WRITTEN REQUEST: Your task is to locate every line holding the string "сервис" and to copy each of them.

- - - - -

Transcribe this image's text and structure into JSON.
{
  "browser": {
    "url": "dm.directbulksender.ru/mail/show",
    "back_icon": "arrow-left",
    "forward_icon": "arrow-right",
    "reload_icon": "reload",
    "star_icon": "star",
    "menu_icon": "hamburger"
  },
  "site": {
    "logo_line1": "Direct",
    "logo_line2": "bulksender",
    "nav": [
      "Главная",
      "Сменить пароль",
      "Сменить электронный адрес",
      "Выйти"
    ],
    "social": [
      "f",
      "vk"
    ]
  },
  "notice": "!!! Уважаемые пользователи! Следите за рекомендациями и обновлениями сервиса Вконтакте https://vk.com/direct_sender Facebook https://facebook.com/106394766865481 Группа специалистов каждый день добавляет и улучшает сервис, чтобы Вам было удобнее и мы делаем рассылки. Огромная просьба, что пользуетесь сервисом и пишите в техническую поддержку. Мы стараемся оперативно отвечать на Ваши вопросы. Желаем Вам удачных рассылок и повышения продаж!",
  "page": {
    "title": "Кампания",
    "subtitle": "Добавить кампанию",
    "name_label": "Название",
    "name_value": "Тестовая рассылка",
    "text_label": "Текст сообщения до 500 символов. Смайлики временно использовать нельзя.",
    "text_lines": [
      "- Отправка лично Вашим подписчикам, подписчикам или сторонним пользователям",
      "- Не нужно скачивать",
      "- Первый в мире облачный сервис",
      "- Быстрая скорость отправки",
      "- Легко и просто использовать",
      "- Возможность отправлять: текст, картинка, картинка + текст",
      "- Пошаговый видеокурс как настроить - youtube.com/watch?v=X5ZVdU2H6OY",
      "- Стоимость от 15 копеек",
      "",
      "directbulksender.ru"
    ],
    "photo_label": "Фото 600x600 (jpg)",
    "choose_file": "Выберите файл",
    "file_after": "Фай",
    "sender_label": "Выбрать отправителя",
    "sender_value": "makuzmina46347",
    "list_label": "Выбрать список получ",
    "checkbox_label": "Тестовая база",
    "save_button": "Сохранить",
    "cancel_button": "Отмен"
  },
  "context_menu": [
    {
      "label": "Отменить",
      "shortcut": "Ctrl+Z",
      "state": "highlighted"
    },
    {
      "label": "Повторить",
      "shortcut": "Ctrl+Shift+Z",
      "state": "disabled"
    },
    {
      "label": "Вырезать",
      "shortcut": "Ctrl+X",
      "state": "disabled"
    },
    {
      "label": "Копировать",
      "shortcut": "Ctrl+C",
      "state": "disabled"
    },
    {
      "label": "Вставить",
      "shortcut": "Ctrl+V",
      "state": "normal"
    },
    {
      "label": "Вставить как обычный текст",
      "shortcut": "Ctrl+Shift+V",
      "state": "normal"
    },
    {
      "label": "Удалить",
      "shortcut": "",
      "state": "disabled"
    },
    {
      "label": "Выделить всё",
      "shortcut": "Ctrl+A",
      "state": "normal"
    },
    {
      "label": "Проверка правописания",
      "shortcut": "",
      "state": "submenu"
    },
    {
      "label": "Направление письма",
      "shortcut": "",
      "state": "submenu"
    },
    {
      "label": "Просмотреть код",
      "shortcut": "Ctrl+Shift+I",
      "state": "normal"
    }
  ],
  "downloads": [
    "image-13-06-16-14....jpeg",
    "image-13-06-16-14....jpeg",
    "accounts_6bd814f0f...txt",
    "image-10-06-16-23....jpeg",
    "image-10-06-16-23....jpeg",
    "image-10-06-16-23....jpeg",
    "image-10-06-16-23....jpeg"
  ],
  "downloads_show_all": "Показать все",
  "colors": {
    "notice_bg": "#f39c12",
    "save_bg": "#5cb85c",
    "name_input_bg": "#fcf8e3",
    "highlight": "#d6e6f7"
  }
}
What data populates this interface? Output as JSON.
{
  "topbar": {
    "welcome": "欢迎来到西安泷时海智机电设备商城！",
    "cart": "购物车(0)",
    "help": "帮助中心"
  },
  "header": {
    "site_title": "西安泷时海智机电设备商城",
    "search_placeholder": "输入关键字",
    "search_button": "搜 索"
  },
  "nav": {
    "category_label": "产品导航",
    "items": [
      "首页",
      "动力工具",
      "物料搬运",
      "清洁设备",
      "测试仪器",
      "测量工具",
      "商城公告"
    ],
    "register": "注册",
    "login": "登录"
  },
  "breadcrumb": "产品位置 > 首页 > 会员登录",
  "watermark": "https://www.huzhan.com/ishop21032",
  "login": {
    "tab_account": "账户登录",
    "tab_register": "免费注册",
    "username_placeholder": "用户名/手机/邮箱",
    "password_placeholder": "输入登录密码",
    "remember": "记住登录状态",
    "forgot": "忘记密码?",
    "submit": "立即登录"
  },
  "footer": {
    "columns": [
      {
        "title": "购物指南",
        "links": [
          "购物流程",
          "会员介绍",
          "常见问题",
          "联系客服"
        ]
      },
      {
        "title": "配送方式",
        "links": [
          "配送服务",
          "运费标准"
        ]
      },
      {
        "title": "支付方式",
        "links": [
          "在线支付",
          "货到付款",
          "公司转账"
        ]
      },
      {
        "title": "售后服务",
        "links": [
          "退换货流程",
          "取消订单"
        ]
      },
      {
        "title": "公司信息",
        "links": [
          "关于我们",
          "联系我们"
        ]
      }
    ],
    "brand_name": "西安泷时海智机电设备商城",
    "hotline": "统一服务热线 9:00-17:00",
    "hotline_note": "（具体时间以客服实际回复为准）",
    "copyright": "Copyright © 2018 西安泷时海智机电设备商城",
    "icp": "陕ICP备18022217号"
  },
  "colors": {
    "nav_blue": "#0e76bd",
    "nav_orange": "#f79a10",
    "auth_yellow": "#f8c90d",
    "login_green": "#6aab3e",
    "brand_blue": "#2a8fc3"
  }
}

- - - - -

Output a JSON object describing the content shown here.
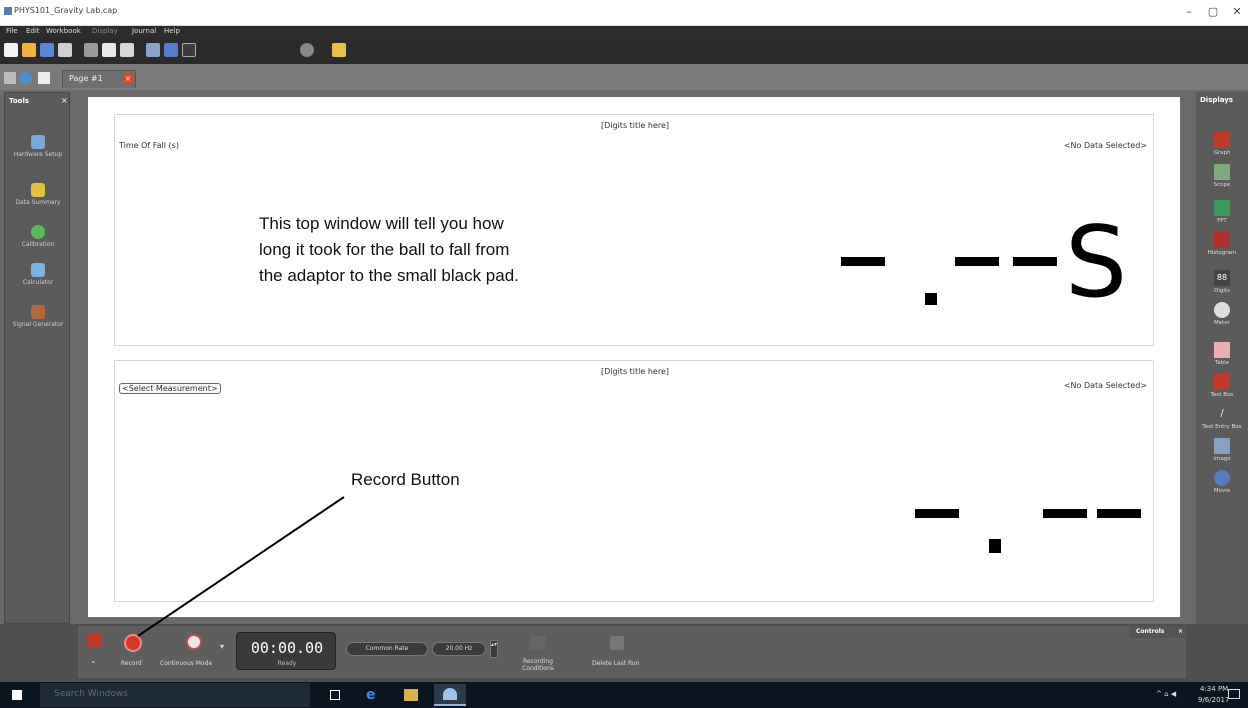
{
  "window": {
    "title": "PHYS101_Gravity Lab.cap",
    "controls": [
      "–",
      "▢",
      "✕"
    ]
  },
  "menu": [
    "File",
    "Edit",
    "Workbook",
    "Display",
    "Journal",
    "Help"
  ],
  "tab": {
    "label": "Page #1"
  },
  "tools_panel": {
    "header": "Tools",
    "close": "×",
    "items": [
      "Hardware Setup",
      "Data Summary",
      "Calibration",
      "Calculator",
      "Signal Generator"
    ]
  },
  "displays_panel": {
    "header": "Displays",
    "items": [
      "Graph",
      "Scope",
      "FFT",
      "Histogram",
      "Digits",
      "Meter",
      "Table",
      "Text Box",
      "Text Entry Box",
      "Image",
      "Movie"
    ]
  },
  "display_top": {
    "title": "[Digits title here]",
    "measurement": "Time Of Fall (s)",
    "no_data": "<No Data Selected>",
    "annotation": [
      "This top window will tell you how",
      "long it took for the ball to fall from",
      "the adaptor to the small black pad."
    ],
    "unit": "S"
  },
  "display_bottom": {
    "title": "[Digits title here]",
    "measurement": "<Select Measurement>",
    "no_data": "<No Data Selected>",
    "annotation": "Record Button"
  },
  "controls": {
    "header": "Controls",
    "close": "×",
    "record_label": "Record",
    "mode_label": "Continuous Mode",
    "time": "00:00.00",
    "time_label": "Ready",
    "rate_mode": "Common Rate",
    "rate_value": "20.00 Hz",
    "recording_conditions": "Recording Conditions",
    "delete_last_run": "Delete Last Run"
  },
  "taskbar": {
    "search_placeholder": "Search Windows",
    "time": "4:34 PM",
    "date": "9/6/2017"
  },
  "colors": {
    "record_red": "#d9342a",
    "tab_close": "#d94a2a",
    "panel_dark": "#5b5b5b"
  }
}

- - - - -

ANSWER FOR THIS EXERCISE:
  "notice": "!!! Уважаемые пользователи! Следите за рекомендациями и обновлениями сервиса Вконтакте https://vk.com/direct_sender Facebook https://facebook.com/106394766865481 Группа специалистов каждый день добавляет и улучшает сервис, чтобы Вам было удобнее и мы делаем рассылки. Огромная просьба, что пользуетесь сервисом и пишите в техническую поддержку. Мы стараемся оперативно отвечать на Ваши вопросы. Желаем Вам удачных рассылок и повышения продаж!",
      "- Первый в мире облачный сервис",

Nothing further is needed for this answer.